Short exercise
Make an exact transcription of the material, leaving out all images.

[Figure collection entries]
☆ ☆ ☆
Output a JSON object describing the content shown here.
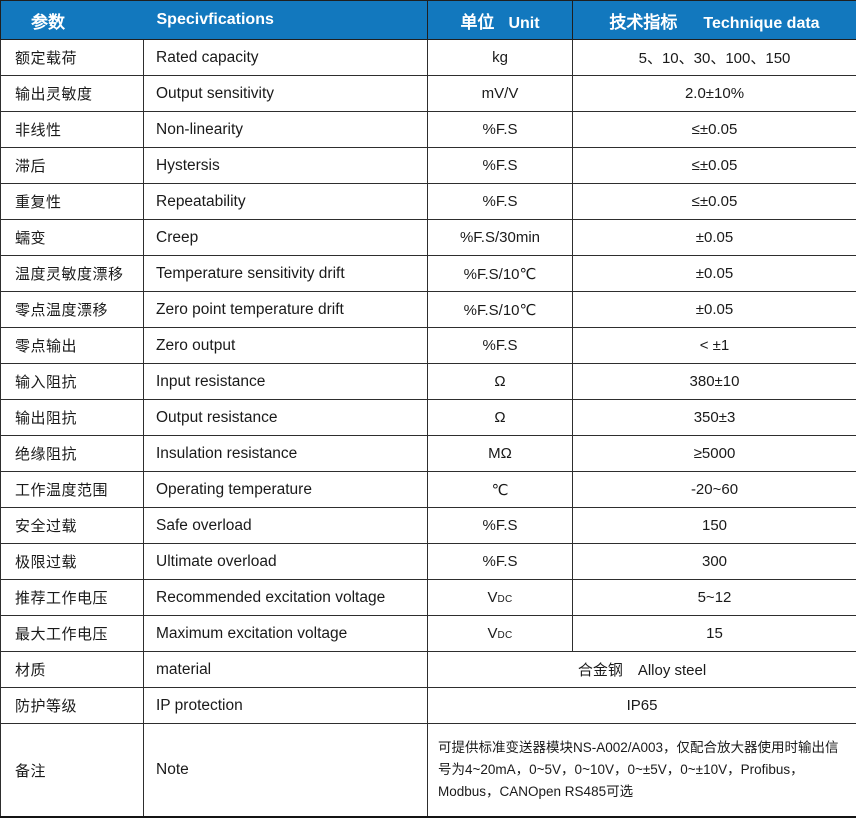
{
  "table": {
    "header": {
      "param_zh": "参数",
      "spec_en": "Specivfications",
      "unit_zh": "单位",
      "unit_en": "Unit",
      "tech_zh": "技术指标",
      "tech_en": "Technique data"
    },
    "rows": [
      {
        "zh": "额定载荷",
        "en": "Rated capacity",
        "unit": "kg",
        "value": "5、10、30、100、150"
      },
      {
        "zh": "输出灵敏度",
        "en": "Output sensitivity",
        "unit": "mV/V",
        "value": "2.0±10%"
      },
      {
        "zh": "非线性",
        "en": "Non-linearity",
        "unit": "%F.S",
        "value": "≤±0.05"
      },
      {
        "zh": "滞后",
        "en": "Hystersis",
        "unit": "%F.S",
        "value": "≤±0.05"
      },
      {
        "zh": "重复性",
        "en": "Repeatability",
        "unit": "%F.S",
        "value": "≤±0.05"
      },
      {
        "zh": "蠕变",
        "en": "Creep",
        "unit": "%F.S/30min",
        "value": "±0.05"
      },
      {
        "zh": "温度灵敏度漂移",
        "en": "Temperature sensitivity drift",
        "unit": "%F.S/10℃",
        "value": "±0.05"
      },
      {
        "zh": "零点温度漂移",
        "en": "Zero point temperature drift",
        "unit": "%F.S/10℃",
        "value": "±0.05"
      },
      {
        "zh": "零点输出",
        "en": "Zero output",
        "unit": "%F.S",
        "value": "< ±1"
      },
      {
        "zh": "输入阻抗",
        "en": "Input resistance",
        "unit": "Ω",
        "value": "380±10"
      },
      {
        "zh": "输出阻抗",
        "en": "Output resistance",
        "unit": "Ω",
        "value": "350±3"
      },
      {
        "zh": "绝缘阻抗",
        "en": "Insulation resistance",
        "unit": "MΩ",
        "value": "≥5000"
      },
      {
        "zh": "工作温度范围",
        "en": "Operating temperature",
        "unit": "℃",
        "value": "-20~60"
      },
      {
        "zh": "安全过载",
        "en": "Safe overload",
        "unit": "%F.S",
        "value": "150"
      },
      {
        "zh": "极限过载",
        "en": "Ultimate overload",
        "unit": "%F.S",
        "value": "300"
      },
      {
        "zh": "推荐工作电压",
        "en": "Recommended excitation voltage",
        "unit": "V",
        "unit_sub": "DC",
        "value": "5~12"
      },
      {
        "zh": "最大工作电压",
        "en": "Maximum excitation voltage",
        "unit": "V",
        "unit_sub": "DC",
        "value": "15"
      },
      {
        "zh": "材质",
        "en": "material",
        "merged": "合金钢　Alloy steel"
      },
      {
        "zh": "防护等级",
        "en": "IP protection",
        "merged": "IP65"
      },
      {
        "zh": "备注",
        "en": "Note",
        "note": true,
        "merged": "可提供标准变送器模块NS-A002/A003，仅配合放大器使用时输出信号为4~20mA，0~5V，0~10V，0~±5V，0~±10V，Profibus，Modbus，CANOpen RS485可选"
      }
    ],
    "colors": {
      "header_bg": "#1278be",
      "header_text": "#ffffff",
      "border": "#2e2e2e",
      "body_text": "#1a1a1a"
    }
  }
}
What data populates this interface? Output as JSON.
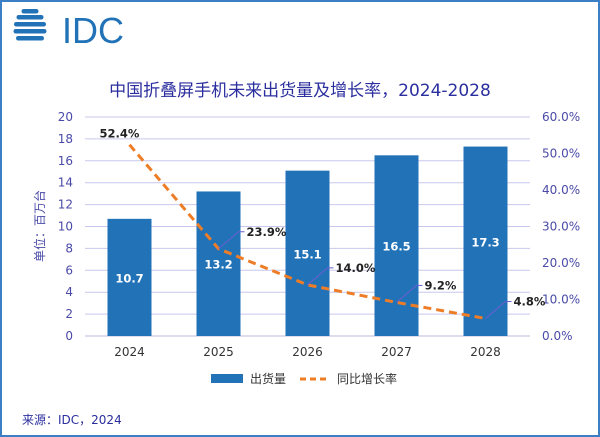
{
  "logo_text": "IDC",
  "source": "来源：IDC，2024",
  "colors": {
    "bar": "#2272b8",
    "line": "#ee7d27",
    "axis_text": "#4a4aa8",
    "title": "#2b2f9e",
    "frame": "#3d7fc4"
  },
  "chart_data": {
    "type": "bar+line",
    "title": "中国折叠屏手机未来出货量及增长率，2024-2028",
    "ylabel": "单位：百万台",
    "categories": [
      "2024",
      "2025",
      "2026",
      "2027",
      "2028"
    ],
    "ylim": [
      0,
      20
    ],
    "y_ticks": [
      "0",
      "2",
      "4",
      "6",
      "8",
      "10",
      "12",
      "14",
      "16",
      "18",
      "20"
    ],
    "y2lim": [
      0,
      60
    ],
    "y2_ticks": [
      "0.0%",
      "10.0%",
      "20.0%",
      "30.0%",
      "40.0%",
      "50.0%",
      "60.0%"
    ],
    "grid": true,
    "legend_position": "bottom",
    "series": [
      {
        "name": "出货量",
        "type": "bar",
        "axis": "left",
        "values": [
          10.7,
          13.2,
          15.1,
          16.5,
          17.3
        ],
        "labels": [
          "10.7",
          "13.2",
          "15.1",
          "16.5",
          "17.3"
        ]
      },
      {
        "name": "同比增长率",
        "type": "line",
        "style": "dashed",
        "axis": "right",
        "values": [
          52.4,
          23.9,
          14.0,
          9.2,
          4.8
        ],
        "labels": [
          "52.4%",
          "23.9%",
          "14.0%",
          "9.2%",
          "4.8%"
        ]
      }
    ]
  }
}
☆ ☆ ☆
Reply to the exercise
Output a JSON object describing the content shown here.
{
  "table": {
    "header": {
      "param_zh": "参数",
      "spec_en": "Specivfications",
      "unit_zh": "单位",
      "unit_en": "Unit",
      "tech_zh": "技术指标",
      "tech_en": "Technique data"
    },
    "rows": [
      {
        "zh": "额定载荷",
        "en": "Rated capacity",
        "unit": "kg",
        "value": "5、10、30、100、150"
      },
      {
        "zh": "输出灵敏度",
        "en": "Output sensitivity",
        "unit": "mV/V",
        "value": "2.0±10%"
      },
      {
        "zh": "非线性",
        "en": "Non-linearity",
        "unit": "%F.S",
        "value": "≤±0.05"
      },
      {
        "zh": "滞后",
        "en": "Hystersis",
        "unit": "%F.S",
        "value": "≤±0.05"
      },
      {
        "zh": "重复性",
        "en": "Repeatability",
        "unit": "%F.S",
        "value": "≤±0.05"
      },
      {
        "zh": "蠕变",
        "en": "Creep",
        "unit": "%F.S/30min",
        "value": "±0.05"
      },
      {
        "zh": "温度灵敏度漂移",
        "en": "Temperature sensitivity drift",
        "unit": "%F.S/10℃",
        "value": "±0.05"
      },
      {
        "zh": "零点温度漂移",
        "en": "Zero point temperature drift",
        "unit": "%F.S/10℃",
        "value": "±0.05"
      },
      {
        "zh": "零点输出",
        "en": "Zero output",
        "unit": "%F.S",
        "value": "< ±1"
      },
      {
        "zh": "输入阻抗",
        "en": "Input resistance",
        "unit": "Ω",
        "value": "380±10"
      },
      {
        "zh": "输出阻抗",
        "en": "Output resistance",
        "unit": "Ω",
        "value": "350±3"
      },
      {
        "zh": "绝缘阻抗",
        "en": "Insulation resistance",
        "unit": "MΩ",
        "value": "≥5000"
      },
      {
        "zh": "工作温度范围",
        "en": "Operating temperature",
        "unit": "℃",
        "value": "-20~60"
      },
      {
        "zh": "安全过载",
        "en": "Safe overload",
        "unit": "%F.S",
        "value": "150"
      },
      {
        "zh": "极限过载",
        "en": "Ultimate overload",
        "unit": "%F.S",
        "value": "300"
      },
      {
        "zh": "推荐工作电压",
        "en": "Recommended excitation voltage",
        "unit": "V",
        "unit_sub": "DC",
        "value": "5~12"
      },
      {
        "zh": "最大工作电压",
        "en": "Maximum excitation voltage",
        "unit": "V",
        "unit_sub": "DC",
        "value": "15"
      },
      {
        "zh": "材质",
        "en": "material",
        "merged": "合金钢　Alloy steel"
      },
      {
        "zh": "防护等级",
        "en": "IP protection",
        "merged": "IP65"
      },
      {
        "zh": "备注",
        "en": "Note",
        "note": true,
        "merged": "可提供标准变送器模块NS-A002/A003，仅配合放大器使用时输出信号为4~20mA，0~5V，0~10V，0~±5V，0~±10V，Profibus，Modbus，CANOpen RS485可选"
      }
    ],
    "colors": {
      "header_bg": "#1278be",
      "header_text": "#ffffff",
      "border": "#2e2e2e",
      "body_text": "#1a1a1a"
    }
  }
}
What data populates this interface? Output as JSON.
{
  "logo_text": "IDC",
  "source": "来源：IDC，2024",
  "colors": {
    "bar": "#2272b8",
    "line": "#ee7d27",
    "axis_text": "#4a4aa8",
    "title": "#2b2f9e",
    "frame": "#3d7fc4"
  },
  "chart_data": {
    "type": "bar+line",
    "title": "中国折叠屏手机未来出货量及增长率，2024-2028",
    "ylabel": "单位：百万台",
    "categories": [
      "2024",
      "2025",
      "2026",
      "2027",
      "2028"
    ],
    "ylim": [
      0,
      20
    ],
    "y_ticks": [
      "0",
      "2",
      "4",
      "6",
      "8",
      "10",
      "12",
      "14",
      "16",
      "18",
      "20"
    ],
    "y2lim": [
      0,
      60
    ],
    "y2_ticks": [
      "0.0%",
      "10.0%",
      "20.0%",
      "30.0%",
      "40.0%",
      "50.0%",
      "60.0%"
    ],
    "grid": true,
    "legend_position": "bottom",
    "series": [
      {
        "name": "出货量",
        "type": "bar",
        "axis": "left",
        "values": [
          10.7,
          13.2,
          15.1,
          16.5,
          17.3
        ],
        "labels": [
          "10.7",
          "13.2",
          "15.1",
          "16.5",
          "17.3"
        ]
      },
      {
        "name": "同比增长率",
        "type": "line",
        "style": "dashed",
        "axis": "right",
        "values": [
          52.4,
          23.9,
          14.0,
          9.2,
          4.8
        ],
        "labels": [
          "52.4%",
          "23.9%",
          "14.0%",
          "9.2%",
          "4.8%"
        ]
      }
    ]
  }
}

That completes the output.